Repeat the whole listing below, word for word.

***** Dataset records

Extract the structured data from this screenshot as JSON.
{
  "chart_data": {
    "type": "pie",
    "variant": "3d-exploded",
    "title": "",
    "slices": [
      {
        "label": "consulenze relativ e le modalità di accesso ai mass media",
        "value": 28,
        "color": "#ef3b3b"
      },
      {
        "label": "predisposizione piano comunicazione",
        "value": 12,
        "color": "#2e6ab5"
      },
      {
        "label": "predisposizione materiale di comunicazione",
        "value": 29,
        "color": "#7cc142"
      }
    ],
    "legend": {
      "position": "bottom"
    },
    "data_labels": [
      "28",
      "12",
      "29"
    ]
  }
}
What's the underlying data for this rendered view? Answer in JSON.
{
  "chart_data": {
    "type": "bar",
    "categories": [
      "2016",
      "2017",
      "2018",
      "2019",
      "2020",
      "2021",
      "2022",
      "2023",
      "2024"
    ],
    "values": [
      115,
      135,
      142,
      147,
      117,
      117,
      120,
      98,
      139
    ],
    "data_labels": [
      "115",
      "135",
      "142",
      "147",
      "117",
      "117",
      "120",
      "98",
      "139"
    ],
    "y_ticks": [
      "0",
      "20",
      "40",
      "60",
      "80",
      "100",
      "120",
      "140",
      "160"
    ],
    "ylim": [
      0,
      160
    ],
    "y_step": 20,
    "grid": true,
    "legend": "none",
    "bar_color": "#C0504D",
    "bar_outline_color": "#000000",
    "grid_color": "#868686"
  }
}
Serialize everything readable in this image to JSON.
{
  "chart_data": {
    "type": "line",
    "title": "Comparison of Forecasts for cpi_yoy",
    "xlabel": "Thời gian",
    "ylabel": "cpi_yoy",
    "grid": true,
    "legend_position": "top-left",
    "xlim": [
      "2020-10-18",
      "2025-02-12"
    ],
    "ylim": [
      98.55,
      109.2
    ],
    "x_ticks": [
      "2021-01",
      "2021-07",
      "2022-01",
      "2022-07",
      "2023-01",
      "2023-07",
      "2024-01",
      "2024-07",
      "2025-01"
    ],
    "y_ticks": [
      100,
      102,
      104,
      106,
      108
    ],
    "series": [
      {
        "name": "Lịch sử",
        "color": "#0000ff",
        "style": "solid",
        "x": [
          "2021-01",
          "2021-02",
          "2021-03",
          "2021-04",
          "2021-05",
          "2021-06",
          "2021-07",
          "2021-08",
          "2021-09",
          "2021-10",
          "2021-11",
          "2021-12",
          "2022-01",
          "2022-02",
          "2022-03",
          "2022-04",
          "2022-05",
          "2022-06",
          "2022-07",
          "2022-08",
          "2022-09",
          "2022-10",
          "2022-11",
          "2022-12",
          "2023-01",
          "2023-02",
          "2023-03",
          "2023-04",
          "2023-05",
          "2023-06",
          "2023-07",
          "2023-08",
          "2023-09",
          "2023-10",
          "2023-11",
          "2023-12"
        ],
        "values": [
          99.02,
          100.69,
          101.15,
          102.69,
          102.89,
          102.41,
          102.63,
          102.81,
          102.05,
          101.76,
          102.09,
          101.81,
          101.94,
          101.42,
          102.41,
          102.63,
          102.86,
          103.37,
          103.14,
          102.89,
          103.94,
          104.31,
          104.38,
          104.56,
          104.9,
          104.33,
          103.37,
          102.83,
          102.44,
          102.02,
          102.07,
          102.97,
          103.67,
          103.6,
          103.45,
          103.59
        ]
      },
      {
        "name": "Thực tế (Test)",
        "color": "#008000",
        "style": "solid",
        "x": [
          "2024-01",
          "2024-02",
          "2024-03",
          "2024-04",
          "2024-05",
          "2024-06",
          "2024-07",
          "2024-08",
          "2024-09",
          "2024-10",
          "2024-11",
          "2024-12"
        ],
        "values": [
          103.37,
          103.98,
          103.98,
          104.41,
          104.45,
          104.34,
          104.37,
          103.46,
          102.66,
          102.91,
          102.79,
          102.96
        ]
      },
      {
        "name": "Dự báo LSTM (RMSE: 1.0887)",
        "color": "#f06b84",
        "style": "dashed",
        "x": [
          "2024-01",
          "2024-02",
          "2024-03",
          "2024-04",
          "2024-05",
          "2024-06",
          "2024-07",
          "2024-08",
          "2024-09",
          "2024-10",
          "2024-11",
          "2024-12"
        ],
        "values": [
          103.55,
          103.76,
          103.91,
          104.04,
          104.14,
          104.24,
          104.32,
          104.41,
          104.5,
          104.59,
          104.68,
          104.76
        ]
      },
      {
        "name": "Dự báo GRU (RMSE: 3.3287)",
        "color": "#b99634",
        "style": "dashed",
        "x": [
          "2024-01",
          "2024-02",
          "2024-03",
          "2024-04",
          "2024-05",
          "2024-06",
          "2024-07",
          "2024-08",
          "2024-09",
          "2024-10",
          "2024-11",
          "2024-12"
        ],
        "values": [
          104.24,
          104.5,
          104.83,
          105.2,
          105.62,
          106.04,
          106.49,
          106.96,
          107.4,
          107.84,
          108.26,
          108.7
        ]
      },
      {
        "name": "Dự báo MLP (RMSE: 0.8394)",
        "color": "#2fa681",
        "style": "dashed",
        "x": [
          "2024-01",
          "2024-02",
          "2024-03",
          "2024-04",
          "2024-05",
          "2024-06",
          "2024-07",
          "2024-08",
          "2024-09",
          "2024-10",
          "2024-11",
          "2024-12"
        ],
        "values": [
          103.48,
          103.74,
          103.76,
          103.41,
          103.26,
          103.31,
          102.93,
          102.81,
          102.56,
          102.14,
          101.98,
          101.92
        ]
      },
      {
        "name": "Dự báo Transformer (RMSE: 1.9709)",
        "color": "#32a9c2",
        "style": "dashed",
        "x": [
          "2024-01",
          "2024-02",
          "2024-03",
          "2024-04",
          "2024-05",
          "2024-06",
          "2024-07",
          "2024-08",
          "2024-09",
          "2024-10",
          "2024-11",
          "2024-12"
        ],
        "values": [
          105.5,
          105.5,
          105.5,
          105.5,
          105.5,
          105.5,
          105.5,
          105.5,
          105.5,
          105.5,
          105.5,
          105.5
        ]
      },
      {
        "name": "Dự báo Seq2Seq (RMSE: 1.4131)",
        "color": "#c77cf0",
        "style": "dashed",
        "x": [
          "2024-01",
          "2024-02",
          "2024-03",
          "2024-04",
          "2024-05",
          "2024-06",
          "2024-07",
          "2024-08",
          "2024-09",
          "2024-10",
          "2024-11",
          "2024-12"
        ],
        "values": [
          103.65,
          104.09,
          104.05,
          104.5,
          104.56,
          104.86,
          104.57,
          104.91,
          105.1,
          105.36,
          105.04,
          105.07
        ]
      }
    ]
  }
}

**********

* **Finished exercise**
Extract the structured data from this screenshot as JSON.
{
  "chart_data": {
    "type": "pie",
    "variant": "3d-exploded",
    "title": "",
    "slices": [
      {
        "label": "consulenze relativ e le modalità di accesso ai mass media",
        "value": 28,
        "color": "#ef3b3b"
      },
      {
        "label": "predisposizione piano comunicazione",
        "value": 12,
        "color": "#2e6ab5"
      },
      {
        "label": "predisposizione materiale di comunicazione",
        "value": 29,
        "color": "#7cc142"
      }
    ],
    "legend": {
      "position": "bottom"
    },
    "data_labels": [
      "28",
      "12",
      "29"
    ]
  }
}
What's the underlying data for this rendered view? Answer in JSON.
{
  "chart_data": {
    "type": "bar",
    "categories": [
      "2016",
      "2017",
      "2018",
      "2019",
      "2020",
      "2021",
      "2022",
      "2023",
      "2024"
    ],
    "values": [
      115,
      135,
      142,
      147,
      117,
      117,
      120,
      98,
      139
    ],
    "data_labels": [
      "115",
      "135",
      "142",
      "147",
      "117",
      "117",
      "120",
      "98",
      "139"
    ],
    "y_ticks": [
      "0",
      "20",
      "40",
      "60",
      "80",
      "100",
      "120",
      "140",
      "160"
    ],
    "ylim": [
      0,
      160
    ],
    "y_step": 20,
    "grid": true,
    "legend": "none",
    "bar_color": "#C0504D",
    "bar_outline_color": "#000000",
    "grid_color": "#868686"
  }
}
Serialize everything readable in this image to JSON.
{
  "chart_data": {
    "type": "line",
    "title": "Comparison of Forecasts for cpi_yoy",
    "xlabel": "Thời gian",
    "ylabel": "cpi_yoy",
    "grid": true,
    "legend_position": "top-left",
    "xlim": [
      "2020-10-18",
      "2025-02-12"
    ],
    "ylim": [
      98.55,
      109.2
    ],
    "x_ticks": [
      "2021-01",
      "2021-07",
      "2022-01",
      "2022-07",
      "2023-01",
      "2023-07",
      "2024-01",
      "2024-07",
      "2025-01"
    ],
    "y_ticks": [
      100,
      102,
      104,
      106,
      108
    ],
    "series": [
      {
        "name": "Lịch sử",
        "color": "#0000ff",
        "style": "solid",
        "x": [
          "2021-01",
          "2021-02",
          "2021-03",
          "2021-04",
          "2021-05",
          "2021-06",
          "2021-07",
          "2021-08",
          "2021-09",
          "2021-10",
          "2021-11",
          "2021-12",
          "2022-01",
          "2022-02",
          "2022-03",
          "2022-04",
          "2022-05",
          "2022-06",
          "2022-07",
          "2022-08",
          "2022-09",
          "2022-10",
          "2022-11",
          "2022-12",
          "2023-01",
          "2023-02",
          "2023-03",
          "2023-04",
          "2023-05",
          "2023-06",
          "2023-07",
          "2023-08",
          "2023-09",
          "2023-10",
          "2023-11",
          "2023-12"
        ],
        "values": [
          99.02,
          100.69,
          101.15,
          102.69,
          102.89,
          102.41,
          102.63,
          102.81,
          102.05,
          101.76,
          102.09,
          101.81,
          101.94,
          101.42,
          102.41,
          102.63,
          102.86,
          103.37,
          103.14,
          102.89,
          103.94,
          104.31,
          104.38,
          104.56,
          104.9,
          104.33,
          103.37,
          102.83,
          102.44,
          102.02,
          102.07,
          102.97,
          103.67,
          103.6,
          103.45,
          103.59
        ]
      },
      {
        "name": "Thực tế (Test)",
        "color": "#008000",
        "style": "solid",
        "x": [
          "2024-01",
          "2024-02",
          "2024-03",
          "2024-04",
          "2024-05",
          "2024-06",
          "2024-07",
          "2024-08",
          "2024-09",
          "2024-10",
          "2024-11",
          "2024-12"
        ],
        "values": [
          103.37,
          103.98,
          103.98,
          104.41,
          104.45,
          104.34,
          104.37,
          103.46,
          102.66,
          102.91,
          102.79,
          102.96
        ]
      },
      {
        "name": "Dự báo LSTM (RMSE: 1.0887)",
        "color": "#f06b84",
        "style": "dashed",
        "x": [
          "2024-01",
          "2024-02",
          "2024-03",
          "2024-04",
          "2024-05",
          "2024-06",
          "2024-07",
          "2024-08",
          "2024-09",
          "2024-10",
          "2024-11",
          "2024-12"
        ],
        "values": [
          103.55,
          103.76,
          103.91,
          104.04,
          104.14,
          104.24,
          104.32,
          104.41,
          104.5,
          104.59,
          104.68,
          104.76
        ]
      },
      {
        "name": "Dự báo GRU (RMSE: 3.3287)",
        "color": "#b99634",
        "style": "dashed",
        "x": [
          "2024-01",
          "2024-02",
          "2024-03",
          "2024-04",
          "2024-05",
          "2024-06",
          "2024-07",
          "2024-08",
          "2024-09",
          "2024-10",
          "2024-11",
          "2024-12"
        ],
        "values": [
          104.24,
          104.5,
          104.83,
          105.2,
          105.62,
          106.04,
          106.49,
          106.96,
          107.4,
          107.84,
          108.26,
          108.7
        ]
      },
      {
        "name": "Dự báo MLP (RMSE: 0.8394)",
        "color": "#2fa681",
        "style": "dashed",
        "x": [
          "2024-01",
          "2024-02",
          "2024-03",
          "2024-04",
          "2024-05",
          "2024-06",
          "2024-07",
          "2024-08",
          "2024-09",
          "2024-10",
          "2024-11",
          "2024-12"
        ],
        "values": [
          103.48,
          103.74,
          103.76,
          103.41,
          103.26,
          103.31,
          102.93,
          102.81,
          102.56,
          102.14,
          101.98,
          101.92
        ]
      },
      {
        "name": "Dự báo Transformer (RMSE: 1.9709)",
        "color": "#32a9c2",
        "style": "dashed",
        "x": [
          "2024-01",
          "2024-02",
          "2024-03",
          "2024-04",
          "2024-05",
          "2024-06",
          "2024-07",
          "2024-08",
          "2024-09",
          "2024-10",
          "2024-11",
          "2024-12"
        ],
        "values": [
          105.5,
          105.5,
          105.5,
          105.5,
          105.5,
          105.5,
          105.5,
          105.5,
          105.5,
          105.5,
          105.5,
          105.5
        ]
      },
      {
        "name": "Dự báo Seq2Seq (RMSE: 1.4131)",
        "color": "#c77cf0",
        "style": "dashed",
        "x": [
          "2024-01",
          "2024-02",
          "2024-03",
          "2024-04",
          "2024-05",
          "2024-06",
          "2024-07",
          "2024-08",
          "2024-09",
          "2024-10",
          "2024-11",
          "2024-12"
        ],
        "values": [
          103.65,
          104.09,
          104.05,
          104.5,
          104.56,
          104.86,
          104.57,
          104.91,
          105.1,
          105.36,
          105.04,
          105.07
        ]
      }
    ]
  }
}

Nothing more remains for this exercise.